** Begin EXCERPTED RECORDS **

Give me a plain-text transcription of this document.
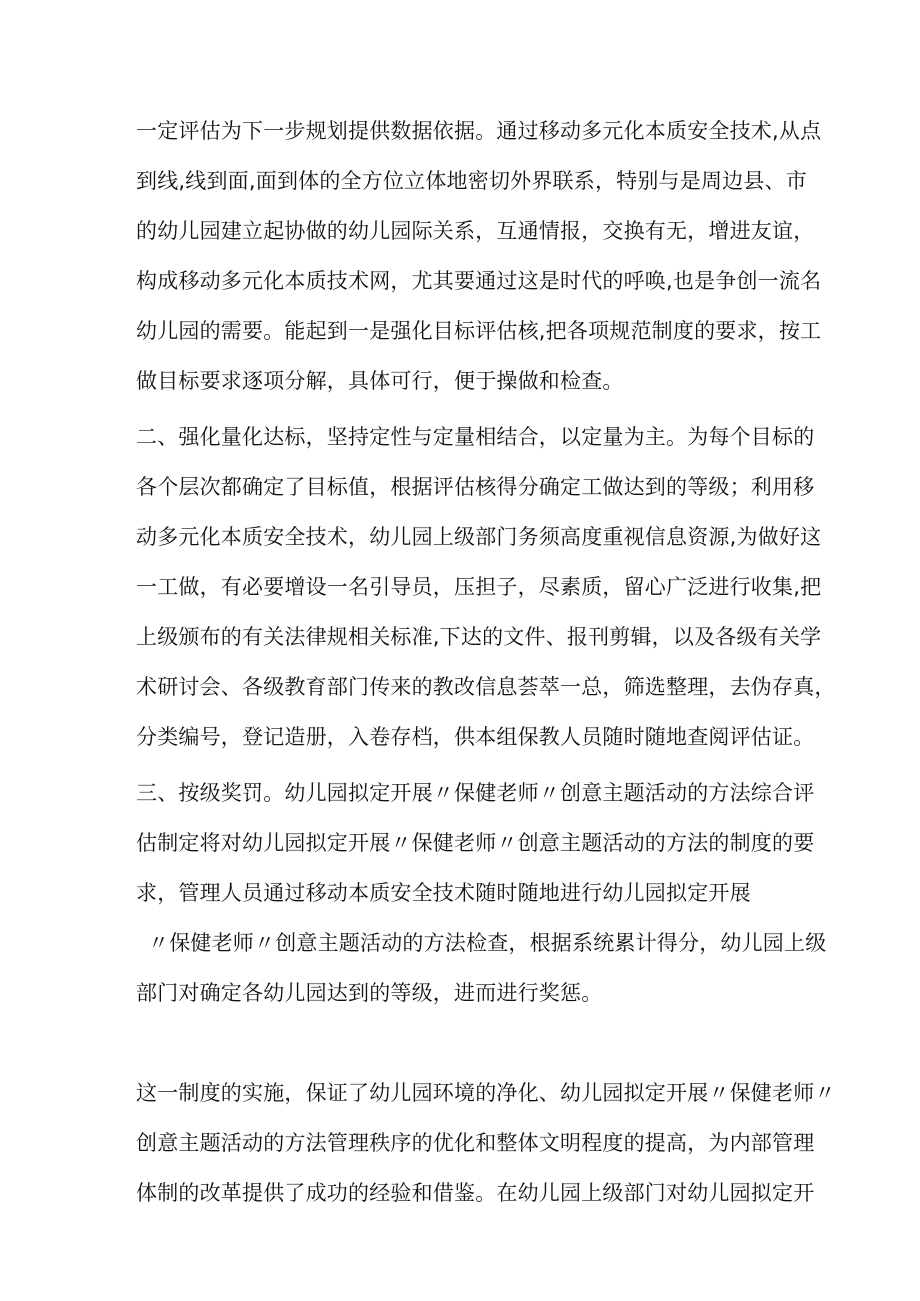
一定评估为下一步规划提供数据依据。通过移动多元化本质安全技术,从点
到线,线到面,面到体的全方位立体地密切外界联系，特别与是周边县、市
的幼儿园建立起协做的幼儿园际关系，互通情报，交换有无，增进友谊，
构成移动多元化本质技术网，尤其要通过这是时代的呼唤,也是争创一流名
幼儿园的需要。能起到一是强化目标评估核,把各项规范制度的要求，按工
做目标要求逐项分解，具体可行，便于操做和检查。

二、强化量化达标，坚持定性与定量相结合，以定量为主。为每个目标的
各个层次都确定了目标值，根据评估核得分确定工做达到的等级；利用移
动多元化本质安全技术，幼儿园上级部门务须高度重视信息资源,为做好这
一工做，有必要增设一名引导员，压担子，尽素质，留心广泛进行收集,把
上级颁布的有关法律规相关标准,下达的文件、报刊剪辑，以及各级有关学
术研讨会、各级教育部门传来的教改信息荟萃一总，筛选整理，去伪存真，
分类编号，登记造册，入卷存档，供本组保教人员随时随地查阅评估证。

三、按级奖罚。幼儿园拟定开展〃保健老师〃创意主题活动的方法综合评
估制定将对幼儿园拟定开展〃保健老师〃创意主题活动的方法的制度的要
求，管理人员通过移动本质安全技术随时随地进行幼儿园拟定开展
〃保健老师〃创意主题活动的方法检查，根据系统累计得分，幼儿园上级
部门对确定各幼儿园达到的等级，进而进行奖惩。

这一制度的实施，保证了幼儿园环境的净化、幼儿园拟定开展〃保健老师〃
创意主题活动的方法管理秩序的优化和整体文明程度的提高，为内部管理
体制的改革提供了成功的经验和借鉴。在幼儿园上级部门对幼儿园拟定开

** End EXCERPTED RECORDS **
** Begin EXCERPTED RECORDS **

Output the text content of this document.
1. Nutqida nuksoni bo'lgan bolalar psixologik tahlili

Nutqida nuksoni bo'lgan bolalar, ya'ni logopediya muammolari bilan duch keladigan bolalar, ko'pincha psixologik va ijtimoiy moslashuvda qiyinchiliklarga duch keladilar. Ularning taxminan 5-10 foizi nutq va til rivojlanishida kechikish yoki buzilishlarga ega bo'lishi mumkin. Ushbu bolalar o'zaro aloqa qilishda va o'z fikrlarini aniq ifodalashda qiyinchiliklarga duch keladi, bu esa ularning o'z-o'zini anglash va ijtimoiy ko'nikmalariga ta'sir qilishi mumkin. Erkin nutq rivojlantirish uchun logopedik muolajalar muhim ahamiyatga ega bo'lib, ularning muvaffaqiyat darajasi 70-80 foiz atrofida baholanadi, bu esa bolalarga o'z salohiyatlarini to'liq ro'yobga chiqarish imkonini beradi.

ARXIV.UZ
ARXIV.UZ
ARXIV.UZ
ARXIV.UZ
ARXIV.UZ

** End EXCERPTED RECORDS **

● WHAT YOU NEED TO DO: Locate and copy each line in the data above that includes the word "nuksoni".

● RESPONSE:
1. Nutqida nuksoni bo'lgan bolalar psixologik tahlili
Nutqida nuksoni bo'lgan bolalar, ya'ni logopediya muammolari bilan duch keladigan bolalar, ko'pincha psixologik va ijtimoiy moslashuvda qiyinchiliklarga duch keladilar. Ularning taxminan 5-10 foizi nutq va til rivojlanishida kechikish yoki buzilishlarga ega bo'lishi mumkin. Ushbu bolalar o'zaro aloqa qilishda va o'z fikrlarini aniq ifodalashda qiyinchiliklarga duch keladi, bu esa ularning o'z-o'zini anglash va ijtimoiy ko'nikmalariga ta'sir qilishi mumkin. Erkin nutq rivojlantirish uchun logopedik muolajalar muhim ahamiyatga ega bo'lib, ularning muvaffaqiyat darajasi 70-80 foiz atrofida baholanadi, bu esa bolalarga o'z salohiyatlarini to'liq ro'yobga chiqarish imkonini beradi.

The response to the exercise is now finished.